▶ [Selected excerpt]:

Behold, the most significant addition to my site in years: search capability. I'm pretty sure this was in the original plan for my site, but in the early years, it was a combination of not having a good plan to implement and not having enough posts to need searching capability that meant I never got around to doing it. Then, two years ago, I was exposed to Elasticsearch. I was pleased by its ease of use, robustness, capabilities, and features. I had a good solution. Now, that I have almost 150 entries on my site, it is time to make it happen, which is what I did in the last two days. And I am very happy with the results.
This is the third version of my website. Each version has been revolutionary. With the first version, using a LAMP stack and Dojo Toolkit, it was leaps and bounds easier to create a website than ever before. AJAX was new at the time, and for the first time, websites could refresh pieces of a page, instead of reloading the whole page with every navigation. The second version was built using Ruby on Rails, which was a huge step up. The site could be built in minutes, and developing on it was extremely simple. Everything was neatly organized. Since the second version was completed 6 years ago, there have been many new developments in technology. CSS libraries such as Bootstrap became popular. HTML5 became supported. Node.js arrived, and for the first time, the server and frontend could use the same language. But, all these developments were not enough to motivate me to redo my entire site. What caused the recent revision of my website was frontend JS libraries. Now, frontend JS libraries have been around for a while already. But, they had shortcomings in the areas of SEO and URL history tracking. In fact, the second version of my site was a proto-frontend JS library site (single-page application). It accomplished what frontend JS libraries were designed to do, but came before these libraries were available. However, at my job, I was able to overcome the two aforementioned shortcomings of frontend JS libraries using RiotJS. That caused me to reconsider the notion of undertaking a third revision of my site. I would incorporate these new technologies that had been invented since my second revision. In addition, I would try using Vue.js, since many people highly recommended it. If Vue.js could do what I wanted, then I would stick with it. Otherwise, I would use RiotJS, which I knew could do what I wanted. Thus began my third revision on March 3, according to the commit history.

▶ [Exercises to complete]:
A - In the website history passage, what was the second version of the site built with?
B - Continue the website history passage from the point where it stops.

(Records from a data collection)
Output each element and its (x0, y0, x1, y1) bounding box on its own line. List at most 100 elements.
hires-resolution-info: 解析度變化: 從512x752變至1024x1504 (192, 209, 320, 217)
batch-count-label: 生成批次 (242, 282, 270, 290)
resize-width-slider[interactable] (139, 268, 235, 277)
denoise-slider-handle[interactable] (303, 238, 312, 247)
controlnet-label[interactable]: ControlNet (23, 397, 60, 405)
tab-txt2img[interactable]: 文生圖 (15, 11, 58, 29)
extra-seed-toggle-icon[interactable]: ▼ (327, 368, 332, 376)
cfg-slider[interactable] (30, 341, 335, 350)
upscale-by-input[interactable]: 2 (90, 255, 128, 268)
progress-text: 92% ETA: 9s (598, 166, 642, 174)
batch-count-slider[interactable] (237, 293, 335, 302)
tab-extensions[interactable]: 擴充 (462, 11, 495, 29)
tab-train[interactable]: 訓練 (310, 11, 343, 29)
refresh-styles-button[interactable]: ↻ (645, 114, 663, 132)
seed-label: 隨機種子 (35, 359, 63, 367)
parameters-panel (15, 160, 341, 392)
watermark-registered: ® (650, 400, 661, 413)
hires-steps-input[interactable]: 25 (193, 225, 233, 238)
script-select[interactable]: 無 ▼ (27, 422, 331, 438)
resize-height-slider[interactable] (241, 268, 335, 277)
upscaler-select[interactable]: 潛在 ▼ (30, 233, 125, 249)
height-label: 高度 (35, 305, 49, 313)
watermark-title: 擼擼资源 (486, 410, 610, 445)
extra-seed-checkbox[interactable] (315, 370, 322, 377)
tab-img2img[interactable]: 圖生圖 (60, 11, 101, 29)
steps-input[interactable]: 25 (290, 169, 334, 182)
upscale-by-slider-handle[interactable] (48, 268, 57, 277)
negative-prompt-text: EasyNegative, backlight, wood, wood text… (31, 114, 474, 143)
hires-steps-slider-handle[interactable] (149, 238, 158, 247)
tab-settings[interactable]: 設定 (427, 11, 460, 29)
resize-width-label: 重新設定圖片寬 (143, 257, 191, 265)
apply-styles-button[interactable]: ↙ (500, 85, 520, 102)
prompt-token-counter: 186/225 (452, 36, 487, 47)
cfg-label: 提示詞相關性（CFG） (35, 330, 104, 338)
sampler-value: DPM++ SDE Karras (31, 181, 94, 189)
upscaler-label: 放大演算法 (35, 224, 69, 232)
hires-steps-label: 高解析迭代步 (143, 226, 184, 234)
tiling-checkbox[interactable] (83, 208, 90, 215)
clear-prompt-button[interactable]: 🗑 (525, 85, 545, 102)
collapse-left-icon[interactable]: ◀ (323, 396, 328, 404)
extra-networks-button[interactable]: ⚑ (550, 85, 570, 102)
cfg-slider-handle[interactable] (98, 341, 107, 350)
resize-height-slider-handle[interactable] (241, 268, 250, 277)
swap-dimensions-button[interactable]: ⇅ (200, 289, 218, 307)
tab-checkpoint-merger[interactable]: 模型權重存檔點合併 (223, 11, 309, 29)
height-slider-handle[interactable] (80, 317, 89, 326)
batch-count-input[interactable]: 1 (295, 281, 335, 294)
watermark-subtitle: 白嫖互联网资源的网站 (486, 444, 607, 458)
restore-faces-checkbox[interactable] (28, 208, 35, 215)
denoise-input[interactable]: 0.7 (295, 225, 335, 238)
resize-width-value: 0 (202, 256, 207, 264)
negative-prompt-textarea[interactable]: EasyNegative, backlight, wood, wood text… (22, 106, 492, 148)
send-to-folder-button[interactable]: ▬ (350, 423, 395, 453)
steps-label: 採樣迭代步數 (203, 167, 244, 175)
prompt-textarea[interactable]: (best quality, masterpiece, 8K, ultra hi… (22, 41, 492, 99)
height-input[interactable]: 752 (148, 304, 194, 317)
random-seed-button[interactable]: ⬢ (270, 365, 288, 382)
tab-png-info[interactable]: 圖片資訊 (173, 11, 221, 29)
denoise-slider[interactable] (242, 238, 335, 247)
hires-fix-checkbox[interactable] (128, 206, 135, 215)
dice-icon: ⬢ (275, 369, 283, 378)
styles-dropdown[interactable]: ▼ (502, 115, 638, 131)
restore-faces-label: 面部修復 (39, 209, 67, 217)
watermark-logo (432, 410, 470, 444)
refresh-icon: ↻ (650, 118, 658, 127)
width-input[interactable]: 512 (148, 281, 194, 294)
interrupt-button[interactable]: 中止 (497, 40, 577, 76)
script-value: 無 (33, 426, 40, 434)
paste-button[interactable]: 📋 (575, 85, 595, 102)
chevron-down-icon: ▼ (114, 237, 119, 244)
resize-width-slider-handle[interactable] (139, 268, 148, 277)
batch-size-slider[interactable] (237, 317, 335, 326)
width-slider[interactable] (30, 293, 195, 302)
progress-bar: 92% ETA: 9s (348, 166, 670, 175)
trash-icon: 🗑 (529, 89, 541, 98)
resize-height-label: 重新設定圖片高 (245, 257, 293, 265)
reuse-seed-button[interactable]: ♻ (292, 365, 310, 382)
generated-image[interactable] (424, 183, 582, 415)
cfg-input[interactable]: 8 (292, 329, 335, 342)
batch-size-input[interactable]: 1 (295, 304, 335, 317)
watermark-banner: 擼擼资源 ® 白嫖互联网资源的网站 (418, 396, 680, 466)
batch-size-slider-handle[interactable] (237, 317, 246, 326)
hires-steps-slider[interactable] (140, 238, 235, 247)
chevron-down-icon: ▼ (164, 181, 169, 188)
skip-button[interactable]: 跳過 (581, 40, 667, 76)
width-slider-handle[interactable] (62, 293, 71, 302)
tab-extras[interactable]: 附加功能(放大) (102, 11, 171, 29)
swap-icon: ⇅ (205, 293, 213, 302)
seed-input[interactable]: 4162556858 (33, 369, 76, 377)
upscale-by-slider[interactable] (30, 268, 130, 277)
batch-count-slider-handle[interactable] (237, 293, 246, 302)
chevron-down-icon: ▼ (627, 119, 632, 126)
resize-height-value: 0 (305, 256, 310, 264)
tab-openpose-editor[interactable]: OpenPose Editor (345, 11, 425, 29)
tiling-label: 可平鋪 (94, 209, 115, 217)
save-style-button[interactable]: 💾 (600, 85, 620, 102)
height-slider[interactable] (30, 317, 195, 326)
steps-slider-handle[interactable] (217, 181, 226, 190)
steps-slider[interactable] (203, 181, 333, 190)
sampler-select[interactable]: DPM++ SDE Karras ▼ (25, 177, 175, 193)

▶ [Solved tasks]:
A - Ruby on Rails.

B -
Initially, my tech stack was Node.js, Express, Nunjucks, Vue.js and Material Design Lite. In the first week, I hit obstacle after obstacle, and setback after setback. I was trying to use Vue.js as I did with RiotJS, by rendering the content on the page, and using Vue.js to parse it. Unfortunately, Vue.js does not work that way. Through much searching, I discovered Nuxt, which builds on top of Vue.js, adding server-side rendering, just the feature I needed. Ultimately, I had to start over, dropping Nunjucks and Vue.js for Nuxt. After that, it was not always smooth sailing, but I was able to do just about everything that I needed using Nuxt. Sometimes, it did require extensive experimentation. But, I'm happy with the end result.
Google provides a useful tool called Lighthouse, which audits a site, and scores its likelihood of being successful, based off of a number of clearly defined metrics. This has helped me to optimize the site. By ticking each requirement, my site got better. Now, it looks and feels very professional, and accomplishes the initial goal of my website - to be an online portfolio highlighting my skills and work. I audited all three revisions, which can be compared against each other.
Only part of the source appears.